Exercise requirements -
Every record below should be written out exactly; pictures stay out.

— start of Extracted data —

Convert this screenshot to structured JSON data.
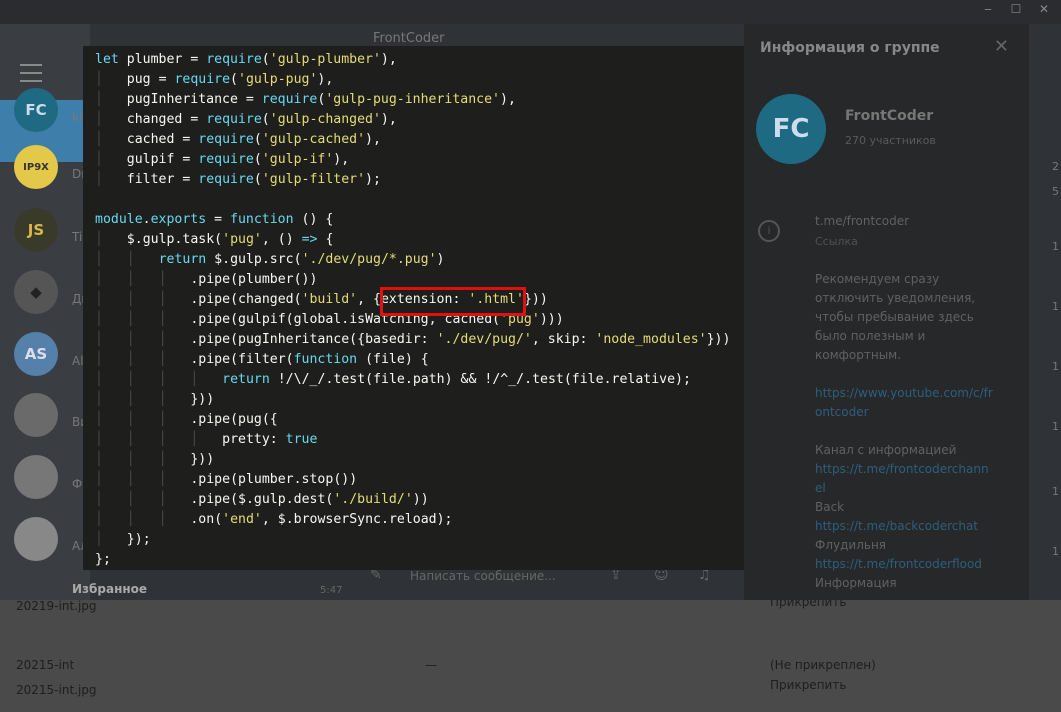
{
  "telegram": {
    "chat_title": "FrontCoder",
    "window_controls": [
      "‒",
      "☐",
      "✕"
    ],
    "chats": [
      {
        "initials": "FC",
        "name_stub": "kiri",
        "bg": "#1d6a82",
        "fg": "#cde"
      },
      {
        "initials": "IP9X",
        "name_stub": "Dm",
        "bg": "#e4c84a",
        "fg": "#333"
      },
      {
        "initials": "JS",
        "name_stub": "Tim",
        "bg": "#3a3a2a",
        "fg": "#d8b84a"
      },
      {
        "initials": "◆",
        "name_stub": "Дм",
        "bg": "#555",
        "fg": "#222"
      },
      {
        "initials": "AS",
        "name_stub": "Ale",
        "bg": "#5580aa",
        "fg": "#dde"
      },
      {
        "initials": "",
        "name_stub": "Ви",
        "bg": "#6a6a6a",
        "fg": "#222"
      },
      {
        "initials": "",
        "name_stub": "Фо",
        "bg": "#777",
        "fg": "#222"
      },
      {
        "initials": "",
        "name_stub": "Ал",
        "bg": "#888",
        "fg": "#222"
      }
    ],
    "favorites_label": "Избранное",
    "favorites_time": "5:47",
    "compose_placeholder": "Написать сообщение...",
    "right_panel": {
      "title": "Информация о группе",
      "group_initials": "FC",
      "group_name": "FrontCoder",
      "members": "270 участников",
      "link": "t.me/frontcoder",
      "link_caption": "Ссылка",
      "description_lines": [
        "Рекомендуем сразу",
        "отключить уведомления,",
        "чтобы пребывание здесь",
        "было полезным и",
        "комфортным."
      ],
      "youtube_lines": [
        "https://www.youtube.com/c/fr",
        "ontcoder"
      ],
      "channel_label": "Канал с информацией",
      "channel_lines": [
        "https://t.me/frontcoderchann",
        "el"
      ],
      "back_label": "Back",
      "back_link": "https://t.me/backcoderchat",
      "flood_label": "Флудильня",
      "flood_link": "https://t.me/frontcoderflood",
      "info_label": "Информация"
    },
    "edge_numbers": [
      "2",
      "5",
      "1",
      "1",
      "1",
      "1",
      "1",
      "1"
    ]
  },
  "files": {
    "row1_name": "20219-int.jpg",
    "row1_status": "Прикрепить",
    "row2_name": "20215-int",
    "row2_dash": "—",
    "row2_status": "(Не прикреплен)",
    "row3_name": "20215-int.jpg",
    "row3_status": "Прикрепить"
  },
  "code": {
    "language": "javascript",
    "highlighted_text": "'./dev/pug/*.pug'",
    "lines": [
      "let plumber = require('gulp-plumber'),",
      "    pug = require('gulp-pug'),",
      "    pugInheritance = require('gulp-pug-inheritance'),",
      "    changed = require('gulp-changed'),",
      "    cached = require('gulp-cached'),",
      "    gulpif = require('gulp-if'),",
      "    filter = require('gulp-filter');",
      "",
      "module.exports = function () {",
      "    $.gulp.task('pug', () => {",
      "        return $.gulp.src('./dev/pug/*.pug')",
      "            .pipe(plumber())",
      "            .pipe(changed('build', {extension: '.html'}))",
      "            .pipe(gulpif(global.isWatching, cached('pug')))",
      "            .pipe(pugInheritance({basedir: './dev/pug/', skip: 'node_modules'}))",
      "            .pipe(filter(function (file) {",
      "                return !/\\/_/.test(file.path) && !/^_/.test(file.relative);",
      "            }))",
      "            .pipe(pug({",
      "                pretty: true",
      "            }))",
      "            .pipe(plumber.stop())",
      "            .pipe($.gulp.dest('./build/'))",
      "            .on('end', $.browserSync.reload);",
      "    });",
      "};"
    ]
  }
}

— end of Extracted data —

Exercise result -
Convert this screenshot to structured JSON data.
{
  "telegram": {
    "chat_title": "FrontCoder",
    "window_controls": [
      "‒",
      "☐",
      "✕"
    ],
    "chats": [
      {
        "initials": "FC",
        "name_stub": "kiri",
        "bg": "#1d6a82",
        "fg": "#cde"
      },
      {
        "initials": "IP9X",
        "name_stub": "Dm",
        "bg": "#e4c84a",
        "fg": "#333"
      },
      {
        "initials": "JS",
        "name_stub": "Tim",
        "bg": "#3a3a2a",
        "fg": "#d8b84a"
      },
      {
        "initials": "◆",
        "name_stub": "Дм",
        "bg": "#555",
        "fg": "#222"
      },
      {
        "initials": "AS",
        "name_stub": "Ale",
        "bg": "#5580aa",
        "fg": "#dde"
      },
      {
        "initials": "",
        "name_stub": "Ви",
        "bg": "#6a6a6a",
        "fg": "#222"
      },
      {
        "initials": "",
        "name_stub": "Фо",
        "bg": "#777",
        "fg": "#222"
      },
      {
        "initials": "",
        "name_stub": "Ал",
        "bg": "#888",
        "fg": "#222"
      }
    ],
    "favorites_label": "Избранное",
    "favorites_time": "5:47",
    "compose_placeholder": "Написать сообщение...",
    "right_panel": {
      "title": "Информация о группе",
      "group_initials": "FC",
      "group_name": "FrontCoder",
      "members": "270 участников",
      "link": "t.me/frontcoder",
      "link_caption": "Ссылка",
      "description_lines": [
        "Рекомендуем сразу",
        "отключить уведомления,",
        "чтобы пребывание здесь",
        "было полезным и",
        "комфортным."
      ],
      "youtube_lines": [
        "https://www.youtube.com/c/fr",
        "ontcoder"
      ],
      "channel_label": "Канал с информацией",
      "channel_lines": [
        "https://t.me/frontcoderchann",
        "el"
      ],
      "back_label": "Back",
      "back_link": "https://t.me/backcoderchat",
      "flood_label": "Флудильня",
      "flood_link": "https://t.me/frontcoderflood",
      "info_label": "Информация"
    },
    "edge_numbers": [
      "2",
      "5",
      "1",
      "1",
      "1",
      "1",
      "1",
      "1"
    ]
  },
  "files": {
    "row1_name": "20219-int.jpg",
    "row1_status": "Прикрепить",
    "row2_name": "20215-int",
    "row2_dash": "—",
    "row2_status": "(Не прикреплен)",
    "row3_name": "20215-int.jpg",
    "row3_status": "Прикрепить"
  },
  "code": {
    "language": "javascript",
    "highlighted_text": "'./dev/pug/*.pug'",
    "lines": [
      "let plumber = require('gulp-plumber'),",
      "    pug = require('gulp-pug'),",
      "    pugInheritance = require('gulp-pug-inheritance'),",
      "    changed = require('gulp-changed'),",
      "    cached = require('gulp-cached'),",
      "    gulpif = require('gulp-if'),",
      "    filter = require('gulp-filter');",
      "",
      "module.exports = function () {",
      "    $.gulp.task('pug', () => {",
      "        return $.gulp.src('./dev/pug/*.pug')",
      "            .pipe(plumber())",
      "            .pipe(changed('build', {extension: '.html'}))",
      "            .pipe(gulpif(global.isWatching, cached('pug')))",
      "            .pipe(pugInheritance({basedir: './dev/pug/', skip: 'node_modules'}))",
      "            .pipe(filter(function (file) {",
      "                return !/\\/_/.test(file.path) && !/^_/.test(file.relative);",
      "            }))",
      "            .pipe(pug({",
      "                pretty: true",
      "            }))",
      "            .pipe(plumber.stop())",
      "            .pipe($.gulp.dest('./build/'))",
      "            .on('end', $.browserSync.reload);",
      "    });",
      "};"
    ]
  }
}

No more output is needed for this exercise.